- **EXTRACTED ENTRIES**

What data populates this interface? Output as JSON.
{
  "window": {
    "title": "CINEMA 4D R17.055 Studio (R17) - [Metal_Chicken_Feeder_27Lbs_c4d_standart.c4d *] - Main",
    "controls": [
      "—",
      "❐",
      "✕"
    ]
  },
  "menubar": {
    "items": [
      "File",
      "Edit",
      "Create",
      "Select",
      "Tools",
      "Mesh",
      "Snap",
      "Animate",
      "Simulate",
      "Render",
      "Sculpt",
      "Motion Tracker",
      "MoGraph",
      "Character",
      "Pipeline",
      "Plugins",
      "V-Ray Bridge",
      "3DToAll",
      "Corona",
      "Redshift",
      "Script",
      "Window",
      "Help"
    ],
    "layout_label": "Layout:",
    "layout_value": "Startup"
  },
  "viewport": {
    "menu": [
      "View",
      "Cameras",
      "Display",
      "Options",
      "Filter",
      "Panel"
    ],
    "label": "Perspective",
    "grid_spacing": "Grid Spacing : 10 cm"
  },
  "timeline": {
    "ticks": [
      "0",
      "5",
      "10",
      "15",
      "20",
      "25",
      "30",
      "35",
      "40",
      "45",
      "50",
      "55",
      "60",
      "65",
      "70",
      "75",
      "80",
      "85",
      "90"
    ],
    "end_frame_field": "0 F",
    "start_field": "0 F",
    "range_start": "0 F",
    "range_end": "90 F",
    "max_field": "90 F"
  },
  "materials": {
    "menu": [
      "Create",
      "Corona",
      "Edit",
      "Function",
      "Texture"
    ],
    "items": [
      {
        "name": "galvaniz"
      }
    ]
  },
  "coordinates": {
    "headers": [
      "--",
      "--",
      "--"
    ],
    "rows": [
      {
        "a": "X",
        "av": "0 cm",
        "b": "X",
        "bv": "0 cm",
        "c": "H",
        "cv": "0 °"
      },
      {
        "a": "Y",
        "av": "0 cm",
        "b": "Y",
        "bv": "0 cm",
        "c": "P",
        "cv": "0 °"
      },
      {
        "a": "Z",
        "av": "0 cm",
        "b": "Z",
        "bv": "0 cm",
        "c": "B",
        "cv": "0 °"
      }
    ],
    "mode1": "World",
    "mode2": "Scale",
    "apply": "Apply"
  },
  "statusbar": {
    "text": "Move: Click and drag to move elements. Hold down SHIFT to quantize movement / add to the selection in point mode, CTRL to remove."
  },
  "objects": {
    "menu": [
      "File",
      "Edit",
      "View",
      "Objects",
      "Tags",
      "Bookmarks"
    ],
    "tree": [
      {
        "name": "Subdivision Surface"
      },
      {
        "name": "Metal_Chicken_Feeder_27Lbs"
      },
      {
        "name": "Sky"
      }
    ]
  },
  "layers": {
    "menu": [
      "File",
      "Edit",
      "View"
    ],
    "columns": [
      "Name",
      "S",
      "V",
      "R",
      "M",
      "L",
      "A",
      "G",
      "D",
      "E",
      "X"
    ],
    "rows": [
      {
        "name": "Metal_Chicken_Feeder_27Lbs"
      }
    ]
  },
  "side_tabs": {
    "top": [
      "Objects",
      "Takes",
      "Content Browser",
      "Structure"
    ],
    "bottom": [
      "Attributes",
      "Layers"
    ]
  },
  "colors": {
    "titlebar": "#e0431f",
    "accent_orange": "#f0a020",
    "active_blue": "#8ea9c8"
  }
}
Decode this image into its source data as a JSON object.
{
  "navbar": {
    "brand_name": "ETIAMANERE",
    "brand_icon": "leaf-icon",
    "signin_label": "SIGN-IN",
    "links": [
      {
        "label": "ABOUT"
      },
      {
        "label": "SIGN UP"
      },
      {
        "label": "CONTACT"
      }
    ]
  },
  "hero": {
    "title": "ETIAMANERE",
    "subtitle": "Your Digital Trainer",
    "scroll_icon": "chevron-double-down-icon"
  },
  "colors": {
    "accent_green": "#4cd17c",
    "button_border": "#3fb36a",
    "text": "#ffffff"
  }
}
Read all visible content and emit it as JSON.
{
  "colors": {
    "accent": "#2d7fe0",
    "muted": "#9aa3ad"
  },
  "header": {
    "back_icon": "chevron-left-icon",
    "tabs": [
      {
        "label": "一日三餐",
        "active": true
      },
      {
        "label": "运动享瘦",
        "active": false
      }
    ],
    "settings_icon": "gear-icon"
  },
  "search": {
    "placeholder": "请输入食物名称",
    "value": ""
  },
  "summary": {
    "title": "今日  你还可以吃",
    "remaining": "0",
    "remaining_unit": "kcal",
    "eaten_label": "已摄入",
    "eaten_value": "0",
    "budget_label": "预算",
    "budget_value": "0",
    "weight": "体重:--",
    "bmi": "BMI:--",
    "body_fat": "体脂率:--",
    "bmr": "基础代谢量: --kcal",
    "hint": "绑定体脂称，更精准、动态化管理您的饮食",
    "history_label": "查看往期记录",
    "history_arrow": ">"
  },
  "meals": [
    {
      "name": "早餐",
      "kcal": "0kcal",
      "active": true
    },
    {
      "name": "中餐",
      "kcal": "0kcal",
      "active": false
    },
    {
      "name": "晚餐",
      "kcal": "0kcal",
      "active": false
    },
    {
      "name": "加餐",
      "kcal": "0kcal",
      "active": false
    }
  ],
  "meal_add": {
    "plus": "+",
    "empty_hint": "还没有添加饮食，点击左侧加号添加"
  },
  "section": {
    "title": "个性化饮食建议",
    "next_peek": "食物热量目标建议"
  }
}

- **DO THIS**
Copy all of the material word for word.

- **EXPECTED ANSWER**
What data populates this interface? Output as JSON.
{
  "window": {
    "title": "CINEMA 4D R17.055 Studio (R17) - [Metal_Chicken_Feeder_27Lbs_c4d_standart.c4d *] - Main",
    "controls": [
      "—",
      "❐",
      "✕"
    ]
  },
  "menubar": {
    "items": [
      "File",
      "Edit",
      "Create",
      "Select",
      "Tools",
      "Mesh",
      "Snap",
      "Animate",
      "Simulate",
      "Render",
      "Sculpt",
      "Motion Tracker",
      "MoGraph",
      "Character",
      "Pipeline",
      "Plugins",
      "V-Ray Bridge",
      "3DToAll",
      "Corona",
      "Redshift",
      "Script",
      "Window",
      "Help"
    ],
    "layout_label": "Layout:",
    "layout_value": "Startup"
  },
  "viewport": {
    "menu": [
      "View",
      "Cameras",
      "Display",
      "Options",
      "Filter",
      "Panel"
    ],
    "label": "Perspective",
    "grid_spacing": "Grid Spacing : 10 cm"
  },
  "timeline": {
    "ticks": [
      "0",
      "5",
      "10",
      "15",
      "20",
      "25",
      "30",
      "35",
      "40",
      "45",
      "50",
      "55",
      "60",
      "65",
      "70",
      "75",
      "80",
      "85",
      "90"
    ],
    "end_frame_field": "0 F",
    "start_field": "0 F",
    "range_start": "0 F",
    "range_end": "90 F",
    "max_field": "90 F"
  },
  "materials": {
    "menu": [
      "Create",
      "Corona",
      "Edit",
      "Function",
      "Texture"
    ],
    "items": [
      {
        "name": "galvaniz"
      }
    ]
  },
  "coordinates": {
    "headers": [
      "--",
      "--",
      "--"
    ],
    "rows": [
      {
        "a": "X",
        "av": "0 cm",
        "b": "X",
        "bv": "0 cm",
        "c": "H",
        "cv": "0 °"
      },
      {
        "a": "Y",
        "av": "0 cm",
        "b": "Y",
        "bv": "0 cm",
        "c": "P",
        "cv": "0 °"
      },
      {
        "a": "Z",
        "av": "0 cm",
        "b": "Z",
        "bv": "0 cm",
        "c": "B",
        "cv": "0 °"
      }
    ],
    "mode1": "World",
    "mode2": "Scale",
    "apply": "Apply"
  },
  "statusbar": {
    "text": "Move: Click and drag to move elements. Hold down SHIFT to quantize movement / add to the selection in point mode, CTRL to remove."
  },
  "objects": {
    "menu": [
      "File",
      "Edit",
      "View",
      "Objects",
      "Tags",
      "Bookmarks"
    ],
    "tree": [
      {
        "name": "Subdivision Surface"
      },
      {
        "name": "Metal_Chicken_Feeder_27Lbs"
      },
      {
        "name": "Sky"
      }
    ]
  },
  "layers": {
    "menu": [
      "File",
      "Edit",
      "View"
    ],
    "columns": [
      "Name",
      "S",
      "V",
      "R",
      "M",
      "L",
      "A",
      "G",
      "D",
      "E",
      "X"
    ],
    "rows": [
      {
        "name": "Metal_Chicken_Feeder_27Lbs"
      }
    ]
  },
  "side_tabs": {
    "top": [
      "Objects",
      "Takes",
      "Content Browser",
      "Structure"
    ],
    "bottom": [
      "Attributes",
      "Layers"
    ]
  },
  "colors": {
    "titlebar": "#e0431f",
    "accent_orange": "#f0a020",
    "active_blue": "#8ea9c8"
  }
}
Decode this image into its source data as a JSON object.
{
  "navbar": {
    "brand_name": "ETIAMANERE",
    "brand_icon": "leaf-icon",
    "signin_label": "SIGN-IN",
    "links": [
      {
        "label": "ABOUT"
      },
      {
        "label": "SIGN UP"
      },
      {
        "label": "CONTACT"
      }
    ]
  },
  "hero": {
    "title": "ETIAMANERE",
    "subtitle": "Your Digital Trainer",
    "scroll_icon": "chevron-double-down-icon"
  },
  "colors": {
    "accent_green": "#4cd17c",
    "button_border": "#3fb36a",
    "text": "#ffffff"
  }
}
Read all visible content and emit it as JSON.
{
  "colors": {
    "accent": "#2d7fe0",
    "muted": "#9aa3ad"
  },
  "header": {
    "back_icon": "chevron-left-icon",
    "tabs": [
      {
        "label": "一日三餐",
        "active": true
      },
      {
        "label": "运动享瘦",
        "active": false
      }
    ],
    "settings_icon": "gear-icon"
  },
  "search": {
    "placeholder": "请输入食物名称",
    "value": ""
  },
  "summary": {
    "title": "今日  你还可以吃",
    "remaining": "0",
    "remaining_unit": "kcal",
    "eaten_label": "已摄入",
    "eaten_value": "0",
    "budget_label": "预算",
    "budget_value": "0",
    "weight": "体重:--",
    "bmi": "BMI:--",
    "body_fat": "体脂率:--",
    "bmr": "基础代谢量: --kcal",
    "hint": "绑定体脂称，更精准、动态化管理您的饮食",
    "history_label": "查看往期记录",
    "history_arrow": ">"
  },
  "meals": [
    {
      "name": "早餐",
      "kcal": "0kcal",
      "active": true
    },
    {
      "name": "中餐",
      "kcal": "0kcal",
      "active": false
    },
    {
      "name": "晚餐",
      "kcal": "0kcal",
      "active": false
    },
    {
      "name": "加餐",
      "kcal": "0kcal",
      "active": false
    }
  ],
  "meal_add": {
    "plus": "+",
    "empty_hint": "还没有添加饮食，点击左侧加号添加"
  },
  "section": {
    "title": "个性化饮食建议",
    "next_peek": "食物热量目标建议"
  }
}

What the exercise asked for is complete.